■ **Given exercise**
Copy out, exactly as given, every line from the line with "Parse this screenshot: output" to the end of the listing, both of those lines included.
_ _ _
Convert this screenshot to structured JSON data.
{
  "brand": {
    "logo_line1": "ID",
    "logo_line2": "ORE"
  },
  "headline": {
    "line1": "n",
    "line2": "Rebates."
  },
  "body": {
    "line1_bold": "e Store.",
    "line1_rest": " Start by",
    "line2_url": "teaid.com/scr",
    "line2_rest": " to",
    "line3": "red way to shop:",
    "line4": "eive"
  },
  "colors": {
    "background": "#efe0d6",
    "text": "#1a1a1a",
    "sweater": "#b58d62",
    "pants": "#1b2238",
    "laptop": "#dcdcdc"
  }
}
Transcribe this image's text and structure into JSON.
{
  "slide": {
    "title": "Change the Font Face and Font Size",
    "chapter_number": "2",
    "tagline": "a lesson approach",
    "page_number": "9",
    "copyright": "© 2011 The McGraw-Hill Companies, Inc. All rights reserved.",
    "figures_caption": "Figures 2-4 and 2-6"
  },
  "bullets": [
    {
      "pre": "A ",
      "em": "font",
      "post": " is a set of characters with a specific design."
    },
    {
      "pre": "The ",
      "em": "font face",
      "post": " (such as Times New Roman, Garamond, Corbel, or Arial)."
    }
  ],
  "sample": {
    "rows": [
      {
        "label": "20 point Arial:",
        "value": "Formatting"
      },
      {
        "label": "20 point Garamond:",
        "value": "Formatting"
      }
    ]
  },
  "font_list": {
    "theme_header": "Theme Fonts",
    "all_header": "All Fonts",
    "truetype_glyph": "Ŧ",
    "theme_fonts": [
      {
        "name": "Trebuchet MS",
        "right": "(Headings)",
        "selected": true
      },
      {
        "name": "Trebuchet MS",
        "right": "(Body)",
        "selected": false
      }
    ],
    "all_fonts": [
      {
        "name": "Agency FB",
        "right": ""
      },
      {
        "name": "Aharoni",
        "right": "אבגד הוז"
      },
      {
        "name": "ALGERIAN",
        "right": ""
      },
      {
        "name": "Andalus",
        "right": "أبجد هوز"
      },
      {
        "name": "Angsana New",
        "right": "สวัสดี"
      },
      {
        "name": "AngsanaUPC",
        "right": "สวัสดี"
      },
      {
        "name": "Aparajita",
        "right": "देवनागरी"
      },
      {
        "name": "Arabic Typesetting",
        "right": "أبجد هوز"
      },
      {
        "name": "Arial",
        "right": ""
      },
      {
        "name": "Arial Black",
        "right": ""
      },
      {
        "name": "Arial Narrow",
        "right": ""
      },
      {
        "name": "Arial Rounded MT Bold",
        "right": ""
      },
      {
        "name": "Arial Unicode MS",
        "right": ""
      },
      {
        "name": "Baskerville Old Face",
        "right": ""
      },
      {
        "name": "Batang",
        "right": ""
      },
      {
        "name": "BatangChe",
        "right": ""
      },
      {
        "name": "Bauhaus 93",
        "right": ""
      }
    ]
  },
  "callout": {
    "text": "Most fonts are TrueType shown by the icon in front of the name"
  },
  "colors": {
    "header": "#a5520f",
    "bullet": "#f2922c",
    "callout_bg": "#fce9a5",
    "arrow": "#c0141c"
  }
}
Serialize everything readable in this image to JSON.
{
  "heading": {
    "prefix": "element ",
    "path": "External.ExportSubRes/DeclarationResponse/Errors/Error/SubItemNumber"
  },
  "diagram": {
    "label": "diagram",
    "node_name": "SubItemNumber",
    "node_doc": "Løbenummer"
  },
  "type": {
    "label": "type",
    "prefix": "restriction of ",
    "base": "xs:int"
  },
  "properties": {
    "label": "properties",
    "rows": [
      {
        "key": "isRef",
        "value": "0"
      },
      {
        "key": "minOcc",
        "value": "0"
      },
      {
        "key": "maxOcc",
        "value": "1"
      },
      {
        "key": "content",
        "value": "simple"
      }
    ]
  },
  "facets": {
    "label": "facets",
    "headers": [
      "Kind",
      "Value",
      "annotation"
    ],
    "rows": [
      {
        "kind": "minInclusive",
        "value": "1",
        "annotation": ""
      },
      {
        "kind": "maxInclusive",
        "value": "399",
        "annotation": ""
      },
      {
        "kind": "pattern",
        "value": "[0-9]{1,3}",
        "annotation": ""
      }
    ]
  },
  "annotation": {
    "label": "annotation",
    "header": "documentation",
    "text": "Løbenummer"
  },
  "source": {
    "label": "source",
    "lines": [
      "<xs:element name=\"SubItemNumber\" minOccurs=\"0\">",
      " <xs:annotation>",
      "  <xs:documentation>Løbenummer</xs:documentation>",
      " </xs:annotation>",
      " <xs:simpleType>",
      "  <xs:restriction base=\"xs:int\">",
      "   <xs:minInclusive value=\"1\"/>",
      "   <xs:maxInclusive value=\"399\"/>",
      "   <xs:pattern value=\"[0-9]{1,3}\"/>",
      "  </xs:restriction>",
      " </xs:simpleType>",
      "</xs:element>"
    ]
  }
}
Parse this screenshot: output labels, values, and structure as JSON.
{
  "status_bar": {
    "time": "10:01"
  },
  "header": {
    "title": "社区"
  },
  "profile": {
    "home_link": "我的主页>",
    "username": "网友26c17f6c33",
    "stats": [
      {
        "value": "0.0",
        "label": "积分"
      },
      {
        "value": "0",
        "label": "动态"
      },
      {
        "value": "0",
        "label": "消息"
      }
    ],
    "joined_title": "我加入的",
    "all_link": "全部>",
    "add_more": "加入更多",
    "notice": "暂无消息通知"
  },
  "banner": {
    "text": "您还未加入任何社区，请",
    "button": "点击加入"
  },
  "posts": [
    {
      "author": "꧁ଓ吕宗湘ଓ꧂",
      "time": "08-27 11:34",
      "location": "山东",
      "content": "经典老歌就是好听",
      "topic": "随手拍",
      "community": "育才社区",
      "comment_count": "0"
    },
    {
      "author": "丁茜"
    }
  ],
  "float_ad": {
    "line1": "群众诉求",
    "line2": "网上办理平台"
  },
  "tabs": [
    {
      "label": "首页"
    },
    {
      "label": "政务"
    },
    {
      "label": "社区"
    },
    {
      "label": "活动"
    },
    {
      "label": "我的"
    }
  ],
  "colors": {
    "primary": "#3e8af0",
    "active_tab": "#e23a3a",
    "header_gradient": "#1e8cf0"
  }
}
_ _ _
■ **Solution for this task**
Parse this screenshot: output labels, values, and structure as JSON.
{
  "status_bar": {
    "time": "10:01"
  },
  "header": {
    "title": "社区"
  },
  "profile": {
    "home_link": "我的主页>",
    "username": "网友26c17f6c33",
    "stats": [
      {
        "value": "0.0",
        "label": "积分"
      },
      {
        "value": "0",
        "label": "动态"
      },
      {
        "value": "0",
        "label": "消息"
      }
    ],
    "joined_title": "我加入的",
    "all_link": "全部>",
    "add_more": "加入更多",
    "notice": "暂无消息通知"
  },
  "banner": {
    "text": "您还未加入任何社区，请",
    "button": "点击加入"
  },
  "posts": [
    {
      "author": "꧁ଓ吕宗湘ଓ꧂",
      "time": "08-27 11:34",
      "location": "山东",
      "content": "经典老歌就是好听",
      "topic": "随手拍",
      "community": "育才社区",
      "comment_count": "0"
    },
    {
      "author": "丁茜"
    }
  ],
  "float_ad": {
    "line1": "群众诉求",
    "line2": "网上办理平台"
  },
  "tabs": [
    {
      "label": "首页"
    },
    {
      "label": "政务"
    },
    {
      "label": "社区"
    },
    {
      "label": "活动"
    },
    {
      "label": "我的"
    }
  ],
  "colors": {
    "primary": "#3e8af0",
    "active_tab": "#e23a3a",
    "header_gradient": "#1e8cf0"
  }
}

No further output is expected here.